*** Material for this task

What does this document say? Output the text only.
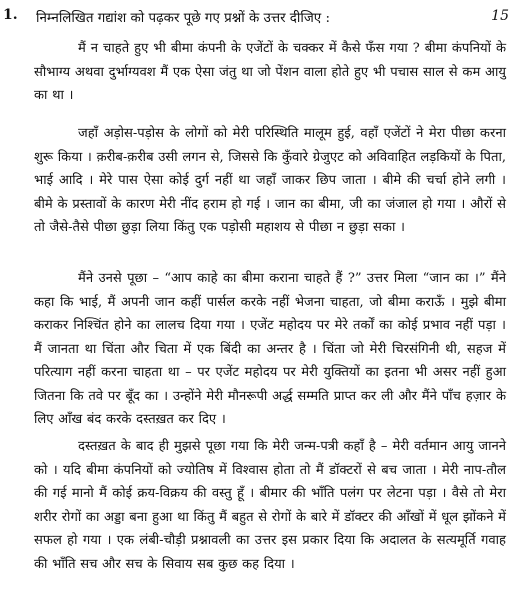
1. निम्नलिखित गद्यांश को पढ़कर पूछे गए प्रश्नों के उत्तर दीजिए :	15
मैं न चाहते हुए भी बीमा कंपनी के एजेंटों के चक्कर में कैसे फँस गया ? बीमा कंपनियों के सौभाग्य अथवा दुर्भाग्यवश मैं एक ऐसा जंतु था जो पेंशन वाला होते हुए भी पचास साल से कम आयु का था ।
जहाँ अड़ोस-पड़ोस के लोगों को मेरी परिस्थिति मालूम हुई, वहाँ एजेंटों ने मेरा पीछा करना शुरू किया । क़रीब-क़रीब उसी लगन से, जिससे कि कुँवारे ग्रेजुएट को अविवाहित लड़कियों के पिता, भाई आदि । मेरे पास ऐसा कोई दुर्ग नहीं था जहाँ जाकर छिप जाता । बीमे की चर्चा होने लगी । बीमे के प्रस्तावों के कारण मेरी नींद हराम हो गई । जान का बीमा, जी का जंजाल हो गया । औरों से तो जैसे-तैसे पीछा छुड़ा लिया किंतु एक पड़ोसी महाशय से पीछा न छुड़ा सका ।
मैंने उनसे पूछा – “आप काहे का बीमा कराना चाहते हैं ?” उत्तर मिला “जान का ।” मैंने कहा कि भाई, मैं अपनी जान कहीं पार्सल करके नहीं भेजना चाहता, जो बीमा कराऊँ । मुझे बीमा कराकर निश्चिंत होने का लालच दिया गया । एजेंट महोदय पर मेरे तर्कों का कोई प्रभाव नहीं पड़ा । मैं जानता था चिंता और चिता में एक बिंदी का अन्तर है । चिंता जो मेरी चिरसंगिनी थी, सहज में परित्याग नहीं करना चाहता था – पर एजेंट महोदय पर मेरी युक्तियों का इतना भी असर नहीं हुआ जितना कि तवे पर बूँद का । उन्होंने मेरी मौनरूपी अर्द्ध सम्मति प्राप्त कर ली और मैंने पाँच हज़ार के लिए आँख बंद करके दस्तख़त कर दिए ।
दस्तख़त के बाद ही मुझसे पूछा गया कि मेरी जन्म-पत्री कहाँ है – मेरी वर्तमान आयु जानने को । यदि बीमा कंपनियों को ज्योतिष में विश्वास होता तो मैं डॉक्टरों से बच जाता । मेरी नाप-तौल की गई मानो मैं कोई क्रय-विक्रय की वस्तु हूँ । बीमार की भाँति पलंग पर लेटना पड़ा । वैसे तो मेरा शरीर रोगों का अड्डा बना हुआ था किंतु मैं बहुत से रोगों के बारे में डॉक्टर की आँखों में धूल झोंकने में सफल हो गया । एक लंबी-चौड़ी प्रश्नावली का उत्तर इस प्रकार दिया कि अदालत के सत्यमूर्ति गवाह की भाँति सच और सच के सिवाय सब कुछ कह दिया ।
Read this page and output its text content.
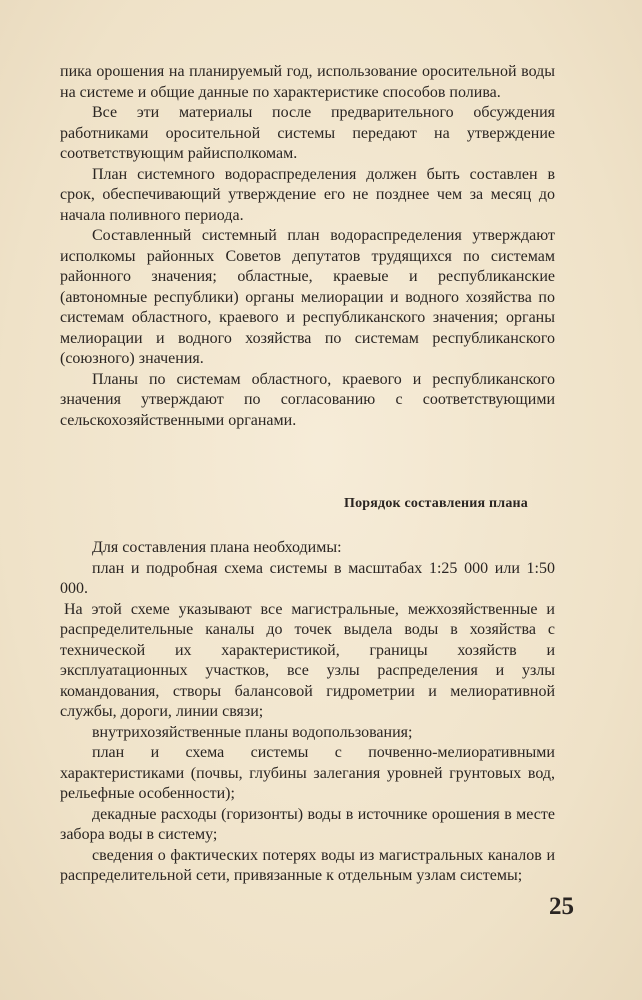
пика орошения на планируемый год, использование оросительной воды на системе и общие данные по характеристике способов полива.

Все эти материалы после предварительного обсуждения работниками оросительной системы передают на утверждение соответствующим райисполкомам.

План системного водораспределения должен быть составлен в срок, обеспечивающий утверждение его не позднее чем за месяц до начала поливного периода.

Составленный системный план водораспределения утверждают исполкомы районных Советов депутатов трудящихся по системам районного значения; областные, краевые и республиканские (автономные республики) органы мелиорации и водного хозяйства по системам областного, краевого и республиканского значения; органы мелиорации и водного хозяйства по системам республиканского (союзного) значения.

Планы по системам областного, краевого и республиканского значения утверждают по согласованию с соответствующими сельскохозяйственными органами.

Порядок составления плана

Для составления плана необходимы:

план и подробная схема системы в масштабах 1:25 000 или 1:50 000.

На этой схеме указывают все магистральные, межхозяйственные и распределительные каналы до точек выдела воды в хозяйства с технической их характеристикой, границы хозяйств и эксплуатационных участков, все узлы распределения и узлы командования, створы балансовой гидрометрии и мелиоративной службы, дороги, линии связи;

внутрихозяйственные планы водопользования;

план и схема системы с почвенно-мелиоративными характеристиками (почвы, глубины залегания уровней грунтовых вод, рельефные особенности);

декадные расходы (горизонты) воды в источнике орошения в месте забора воды в систему;

сведения о фактических потерях воды из магистральных каналов и распределительной сети, привязанные к отдельным узлам системы;

25
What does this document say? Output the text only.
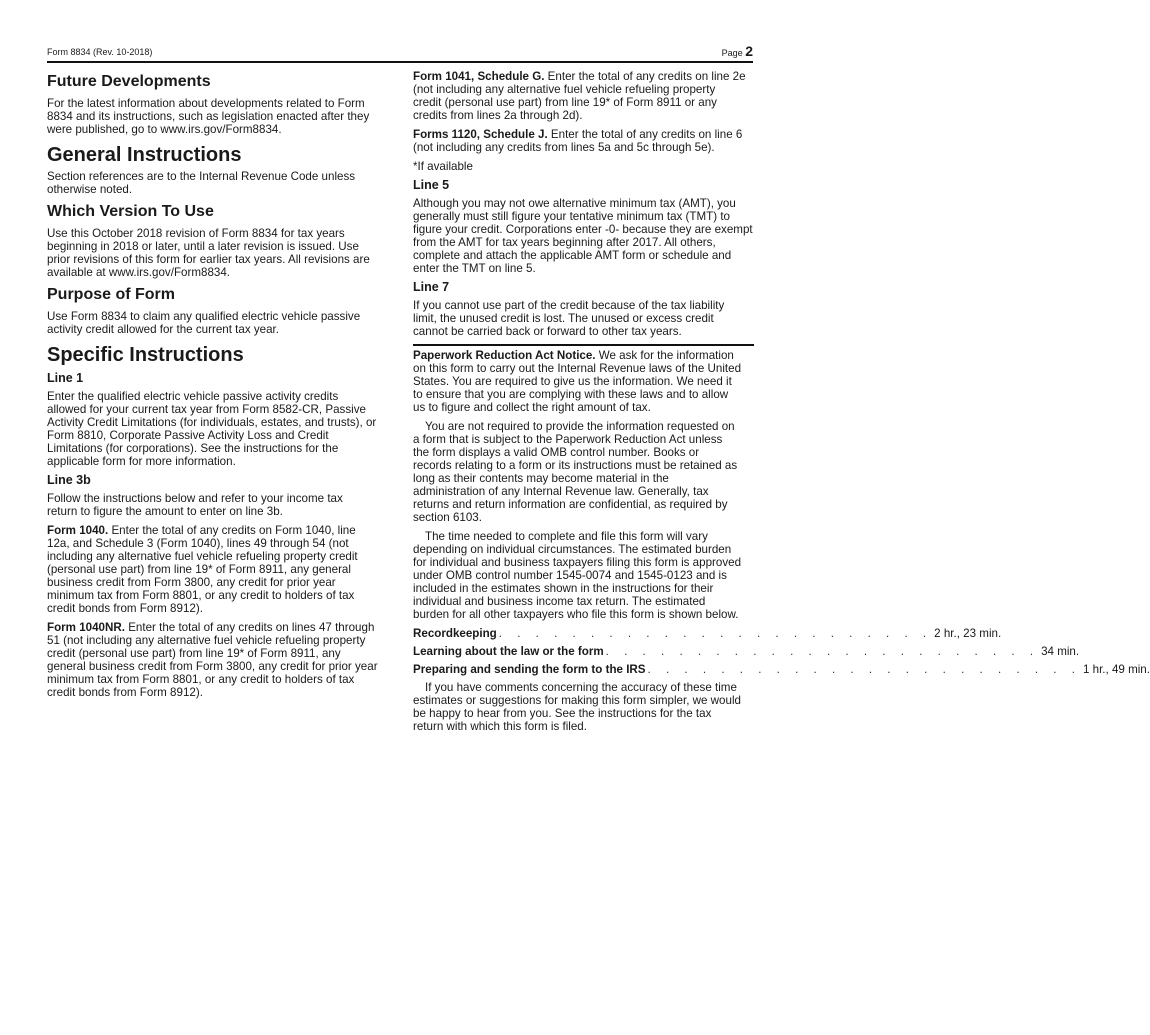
Form 8834 (Rev. 10-2018)	Page 2
Future Developments
For the latest information about developments related to Form
8834 and its instructions, such as legislation enacted after they
were published, go to www.irs.gov/Form8834.
General Instructions
Section references are to the Internal Revenue Code unless
otherwise noted.
Which Version To Use
Use this October 2018 revision of Form 8834 for tax years
beginning in 2018 or later, until a later revision is issued. Use
prior revisions of this form for earlier tax years. All revisions are
available at www.irs.gov/Form8834.
Purpose of Form
Use Form 8834 to claim any qualified electric vehicle passive
activity credit allowed for the current tax year.
Specific Instructions
Line 1
Enter the qualified electric vehicle passive activity credits
allowed for your current tax year from Form 8582-CR, Passive
Activity Credit Limitations (for individuals, estates, and trusts), or
Form 8810, Corporate Passive Activity Loss and Credit
Limitations (for corporations). See the instructions for the
applicable form for more information.
Line 3b
Follow the instructions below and refer to your income tax
return to figure the amount to enter on line 3b.
Form 1040. Enter the total of any credits on Form 1040, line
12a, and Schedule 3 (Form 1040), lines 49 through 54 (not
including any alternative fuel vehicle refueling property credit
(personal use part) from line 19* of Form 8911, any general
business credit from Form 3800, any credit for prior year
minimum tax from Form 8801, or any credit to holders of tax
credit bonds from Form 8912).
Form 1040NR. Enter the total of any credits on lines 47 through
51 (not including any alternative fuel vehicle refueling property
credit (personal use part) from line 19* of Form 8911, any
general business credit from Form 3800, any credit for prior year
minimum tax from Form 8801, or any credit to holders of tax
credit bonds from Form 8912).
Form 1041, Schedule G. Enter the total of any credits on line 2e
(not including any alternative fuel vehicle refueling property
credit (personal use part) from line 19* of Form 8911 or any
credits from lines 2a through 2d).
Forms 1120, Schedule J. Enter the total of any credits on line 6
(not including any credits from lines 5a and 5c through 5e).
*If available
Line 5
Although you may not owe alternative minimum tax (AMT), you
generally must still figure your tentative minimum tax (TMT) to
figure your credit. Corporations enter -0- because they are exempt
from the AMT for tax years beginning after 2017. All others,
complete and attach the applicable AMT form or schedule and
enter the TMT on line 5.
Line 7
If you cannot use part of the credit because of the tax liability
limit, the unused credit is lost. The unused or excess credit
cannot be carried back or forward to other tax years.
Paperwork Reduction Act Notice. We ask for the information
on this form to carry out the Internal Revenue laws of the United
States. You are required to give us the information. We need it
to ensure that you are complying with these laws and to allow
us to figure and collect the right amount of tax.
You are not required to provide the information requested on
a form that is subject to the Paperwork Reduction Act unless
the form displays a valid OMB control number. Books or
records relating to a form or its instructions must be retained as
long as their contents may become material in the
administration of any Internal Revenue law. Generally, tax
returns and return information are confidential, as required by
section 6103.
The time needed to complete and file this form will vary
depending on individual circumstances. The estimated burden
for individual and business taxpayers filing this form is approved
under OMB control number 1545-0074 and 1545-0123 and is
included in the estimates shown in the instructions for their
individual and business income tax return. The estimated
burden for all other taxpayers who file this form is shown below.
Recordkeeping . . . . . . . . . . . . . . . . . . . . . . . . 2 hr., 23 min.
Learning about the law or the form . . . . . . . . . . . . . . . . . . . . . . . . 34 min.
Preparing and sending the form to the IRS . . . . . . . . . . . . . . . . . . . . . . . . 1 hr., 49 min.
If you have comments concerning the accuracy of these time
estimates or suggestions for making this form simpler, we would
be happy to hear from you. See the instructions for the tax
return with which this form is filed.
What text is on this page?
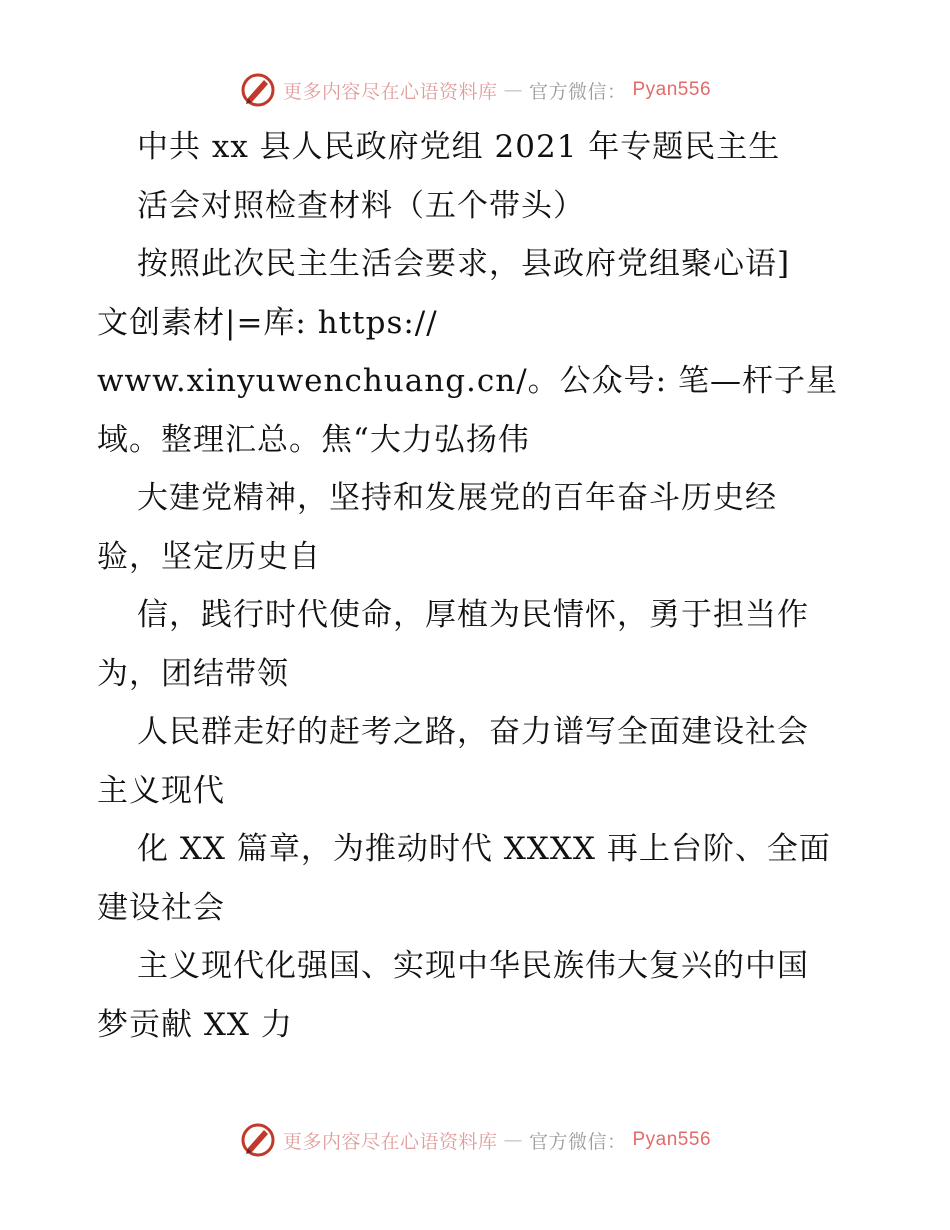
更多内容尽在心语资料库 — 官方微信： Pyan556
中共 xx 县人民政府党组 2021 年专题民主生
活会对照检查材料（五个带头）
按照此次民主生活会要求，县政府党组聚心语]
文创素材|=库: https://
www.xinyuwenchuang.cn/。公众号: 笔—杆子星
域。整理汇总。焦“大力弘扬伟
大建党精神，坚持和发展党的百年奋斗历史经
验，坚定历史自
信，践行时代使命，厚植为民情怀，勇于担当作
为，团结带领
人民群走好的赶考之路，奋力谱写全面建设社会
主义现代
化 XX 篇章，为推动时代 XXXX 再上台阶、全面
建设社会
主义现代化强国、实现中华民族伟大复兴的中国
梦贡献 XX 力
更多内容尽在心语资料库 — 官方微信： Pyan556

******

Exercise brief: Give again exactly the lines from the one holding "What text is on this page?" to the final line of the records, both ends included; any pictures stay out.

Solution to the exercise:
What text is on this page?
更多内容尽在心语资料库 — 官方微信： Pyan556
中共 xx 县人民政府党组 2021 年专题民主生
活会对照检查材料（五个带头）
按照此次民主生活会要求，县政府党组聚心语]
文创素材|=库: https://
www.xinyuwenchuang.cn/。公众号: 笔—杆子星
域。整理汇总。焦“大力弘扬伟
大建党精神，坚持和发展党的百年奋斗历史经
验，坚定历史自
信，践行时代使命，厚植为民情怀，勇于担当作
为，团结带领
人民群走好的赶考之路，奋力谱写全面建设社会
主义现代
化 XX 篇章，为推动时代 XXXX 再上台阶、全面
建设社会
主义现代化强国、实现中华民族伟大复兴的中国
梦贡献 XX 力
更多内容尽在心语资料库 — 官方微信： Pyan556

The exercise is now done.